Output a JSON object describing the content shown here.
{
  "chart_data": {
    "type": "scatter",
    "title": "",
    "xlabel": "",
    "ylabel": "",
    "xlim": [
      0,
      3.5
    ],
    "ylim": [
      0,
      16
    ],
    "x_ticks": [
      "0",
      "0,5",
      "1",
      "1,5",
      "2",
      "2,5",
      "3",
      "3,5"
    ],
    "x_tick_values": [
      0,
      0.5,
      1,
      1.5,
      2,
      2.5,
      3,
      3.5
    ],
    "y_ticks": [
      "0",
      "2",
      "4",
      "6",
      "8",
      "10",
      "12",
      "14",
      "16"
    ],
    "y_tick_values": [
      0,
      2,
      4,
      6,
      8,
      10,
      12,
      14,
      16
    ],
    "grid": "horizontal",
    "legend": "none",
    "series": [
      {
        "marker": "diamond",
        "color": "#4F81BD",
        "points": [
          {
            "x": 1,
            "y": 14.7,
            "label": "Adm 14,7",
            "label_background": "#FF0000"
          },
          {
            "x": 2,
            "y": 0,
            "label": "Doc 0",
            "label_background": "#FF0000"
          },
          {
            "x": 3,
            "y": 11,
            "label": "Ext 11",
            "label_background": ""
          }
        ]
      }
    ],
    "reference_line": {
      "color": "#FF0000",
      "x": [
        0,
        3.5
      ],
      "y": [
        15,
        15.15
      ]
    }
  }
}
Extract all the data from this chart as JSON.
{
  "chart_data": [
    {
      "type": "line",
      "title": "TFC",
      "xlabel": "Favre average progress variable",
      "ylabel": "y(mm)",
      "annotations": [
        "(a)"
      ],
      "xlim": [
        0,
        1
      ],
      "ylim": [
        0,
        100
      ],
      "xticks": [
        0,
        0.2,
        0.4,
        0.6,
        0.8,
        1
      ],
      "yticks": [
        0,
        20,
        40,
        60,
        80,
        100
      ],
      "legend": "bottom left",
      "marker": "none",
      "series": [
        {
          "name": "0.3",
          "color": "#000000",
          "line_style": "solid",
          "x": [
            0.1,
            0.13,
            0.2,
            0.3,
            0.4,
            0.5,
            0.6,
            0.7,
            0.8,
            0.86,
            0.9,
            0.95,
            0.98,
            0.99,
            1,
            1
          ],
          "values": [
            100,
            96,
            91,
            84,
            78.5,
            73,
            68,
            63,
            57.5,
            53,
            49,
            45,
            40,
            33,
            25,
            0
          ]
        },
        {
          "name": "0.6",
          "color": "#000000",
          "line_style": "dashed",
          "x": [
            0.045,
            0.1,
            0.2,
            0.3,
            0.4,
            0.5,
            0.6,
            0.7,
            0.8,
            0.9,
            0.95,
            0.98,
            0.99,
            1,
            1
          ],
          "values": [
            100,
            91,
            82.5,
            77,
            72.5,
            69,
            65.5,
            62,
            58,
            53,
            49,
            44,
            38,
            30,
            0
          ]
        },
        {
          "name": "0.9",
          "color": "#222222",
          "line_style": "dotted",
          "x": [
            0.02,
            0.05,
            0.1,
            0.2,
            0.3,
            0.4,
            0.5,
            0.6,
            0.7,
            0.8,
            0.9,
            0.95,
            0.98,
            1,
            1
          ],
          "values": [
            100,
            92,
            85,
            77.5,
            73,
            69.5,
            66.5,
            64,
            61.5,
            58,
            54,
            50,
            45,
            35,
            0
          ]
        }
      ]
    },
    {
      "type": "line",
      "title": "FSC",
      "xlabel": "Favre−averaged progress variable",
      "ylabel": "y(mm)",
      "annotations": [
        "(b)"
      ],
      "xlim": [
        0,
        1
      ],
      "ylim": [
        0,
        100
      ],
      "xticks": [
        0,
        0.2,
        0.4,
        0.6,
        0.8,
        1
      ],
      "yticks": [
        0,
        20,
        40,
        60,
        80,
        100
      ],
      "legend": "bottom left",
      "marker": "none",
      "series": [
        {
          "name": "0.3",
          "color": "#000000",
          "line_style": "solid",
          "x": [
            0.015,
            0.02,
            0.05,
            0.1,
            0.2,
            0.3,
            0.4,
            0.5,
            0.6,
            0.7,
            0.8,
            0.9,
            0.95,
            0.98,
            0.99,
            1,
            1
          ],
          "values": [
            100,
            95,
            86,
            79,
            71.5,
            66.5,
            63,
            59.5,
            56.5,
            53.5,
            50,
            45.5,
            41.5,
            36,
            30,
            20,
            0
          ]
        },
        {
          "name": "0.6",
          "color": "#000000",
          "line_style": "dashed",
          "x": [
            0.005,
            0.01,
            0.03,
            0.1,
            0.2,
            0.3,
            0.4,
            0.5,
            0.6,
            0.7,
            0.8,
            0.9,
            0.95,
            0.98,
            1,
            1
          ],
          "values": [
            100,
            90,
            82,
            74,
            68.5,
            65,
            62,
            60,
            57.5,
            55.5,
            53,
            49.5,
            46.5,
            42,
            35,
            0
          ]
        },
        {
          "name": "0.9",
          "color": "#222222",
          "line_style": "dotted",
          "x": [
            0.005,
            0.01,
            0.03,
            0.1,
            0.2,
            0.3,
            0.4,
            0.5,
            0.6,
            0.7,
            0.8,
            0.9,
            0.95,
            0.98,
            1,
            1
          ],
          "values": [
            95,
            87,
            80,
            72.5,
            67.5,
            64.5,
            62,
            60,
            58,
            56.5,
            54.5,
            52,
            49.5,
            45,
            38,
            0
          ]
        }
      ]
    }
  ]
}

**Exercise requirements**
Reproduce the full listing above, character for character.

**Output of the exercise**
Output a JSON object describing the content shown here.
{
  "chart_data": {
    "type": "scatter",
    "title": "",
    "xlabel": "",
    "ylabel": "",
    "xlim": [
      0,
      3.5
    ],
    "ylim": [
      0,
      16
    ],
    "x_ticks": [
      "0",
      "0,5",
      "1",
      "1,5",
      "2",
      "2,5",
      "3",
      "3,5"
    ],
    "x_tick_values": [
      0,
      0.5,
      1,
      1.5,
      2,
      2.5,
      3,
      3.5
    ],
    "y_ticks": [
      "0",
      "2",
      "4",
      "6",
      "8",
      "10",
      "12",
      "14",
      "16"
    ],
    "y_tick_values": [
      0,
      2,
      4,
      6,
      8,
      10,
      12,
      14,
      16
    ],
    "grid": "horizontal",
    "legend": "none",
    "series": [
      {
        "marker": "diamond",
        "color": "#4F81BD",
        "points": [
          {
            "x": 1,
            "y": 14.7,
            "label": "Adm 14,7",
            "label_background": "#FF0000"
          },
          {
            "x": 2,
            "y": 0,
            "label": "Doc 0",
            "label_background": "#FF0000"
          },
          {
            "x": 3,
            "y": 11,
            "label": "Ext 11",
            "label_background": ""
          }
        ]
      }
    ],
    "reference_line": {
      "color": "#FF0000",
      "x": [
        0,
        3.5
      ],
      "y": [
        15,
        15.15
      ]
    }
  }
}
Extract all the data from this chart as JSON.
{
  "chart_data": [
    {
      "type": "line",
      "title": "TFC",
      "xlabel": "Favre average progress variable",
      "ylabel": "y(mm)",
      "annotations": [
        "(a)"
      ],
      "xlim": [
        0,
        1
      ],
      "ylim": [
        0,
        100
      ],
      "xticks": [
        0,
        0.2,
        0.4,
        0.6,
        0.8,
        1
      ],
      "yticks": [
        0,
        20,
        40,
        60,
        80,
        100
      ],
      "legend": "bottom left",
      "marker": "none",
      "series": [
        {
          "name": "0.3",
          "color": "#000000",
          "line_style": "solid",
          "x": [
            0.1,
            0.13,
            0.2,
            0.3,
            0.4,
            0.5,
            0.6,
            0.7,
            0.8,
            0.86,
            0.9,
            0.95,
            0.98,
            0.99,
            1,
            1
          ],
          "values": [
            100,
            96,
            91,
            84,
            78.5,
            73,
            68,
            63,
            57.5,
            53,
            49,
            45,
            40,
            33,
            25,
            0
          ]
        },
        {
          "name": "0.6",
          "color": "#000000",
          "line_style": "dashed",
          "x": [
            0.045,
            0.1,
            0.2,
            0.3,
            0.4,
            0.5,
            0.6,
            0.7,
            0.8,
            0.9,
            0.95,
            0.98,
            0.99,
            1,
            1
          ],
          "values": [
            100,
            91,
            82.5,
            77,
            72.5,
            69,
            65.5,
            62,
            58,
            53,
            49,
            44,
            38,
            30,
            0
          ]
        },
        {
          "name": "0.9",
          "color": "#222222",
          "line_style": "dotted",
          "x": [
            0.02,
            0.05,
            0.1,
            0.2,
            0.3,
            0.4,
            0.5,
            0.6,
            0.7,
            0.8,
            0.9,
            0.95,
            0.98,
            1,
            1
          ],
          "values": [
            100,
            92,
            85,
            77.5,
            73,
            69.5,
            66.5,
            64,
            61.5,
            58,
            54,
            50,
            45,
            35,
            0
          ]
        }
      ]
    },
    {
      "type": "line",
      "title": "FSC",
      "xlabel": "Favre−averaged progress variable",
      "ylabel": "y(mm)",
      "annotations": [
        "(b)"
      ],
      "xlim": [
        0,
        1
      ],
      "ylim": [
        0,
        100
      ],
      "xticks": [
        0,
        0.2,
        0.4,
        0.6,
        0.8,
        1
      ],
      "yticks": [
        0,
        20,
        40,
        60,
        80,
        100
      ],
      "legend": "bottom left",
      "marker": "none",
      "series": [
        {
          "name": "0.3",
          "color": "#000000",
          "line_style": "solid",
          "x": [
            0.015,
            0.02,
            0.05,
            0.1,
            0.2,
            0.3,
            0.4,
            0.5,
            0.6,
            0.7,
            0.8,
            0.9,
            0.95,
            0.98,
            0.99,
            1,
            1
          ],
          "values": [
            100,
            95,
            86,
            79,
            71.5,
            66.5,
            63,
            59.5,
            56.5,
            53.5,
            50,
            45.5,
            41.5,
            36,
            30,
            20,
            0
          ]
        },
        {
          "name": "0.6",
          "color": "#000000",
          "line_style": "dashed",
          "x": [
            0.005,
            0.01,
            0.03,
            0.1,
            0.2,
            0.3,
            0.4,
            0.5,
            0.6,
            0.7,
            0.8,
            0.9,
            0.95,
            0.98,
            1,
            1
          ],
          "values": [
            100,
            90,
            82,
            74,
            68.5,
            65,
            62,
            60,
            57.5,
            55.5,
            53,
            49.5,
            46.5,
            42,
            35,
            0
          ]
        },
        {
          "name": "0.9",
          "color": "#222222",
          "line_style": "dotted",
          "x": [
            0.005,
            0.01,
            0.03,
            0.1,
            0.2,
            0.3,
            0.4,
            0.5,
            0.6,
            0.7,
            0.8,
            0.9,
            0.95,
            0.98,
            1,
            1
          ],
          "values": [
            95,
            87,
            80,
            72.5,
            67.5,
            64.5,
            62,
            60,
            58,
            56.5,
            54.5,
            52,
            49.5,
            45,
            38,
            0
          ]
        }
      ]
    }
  ]
}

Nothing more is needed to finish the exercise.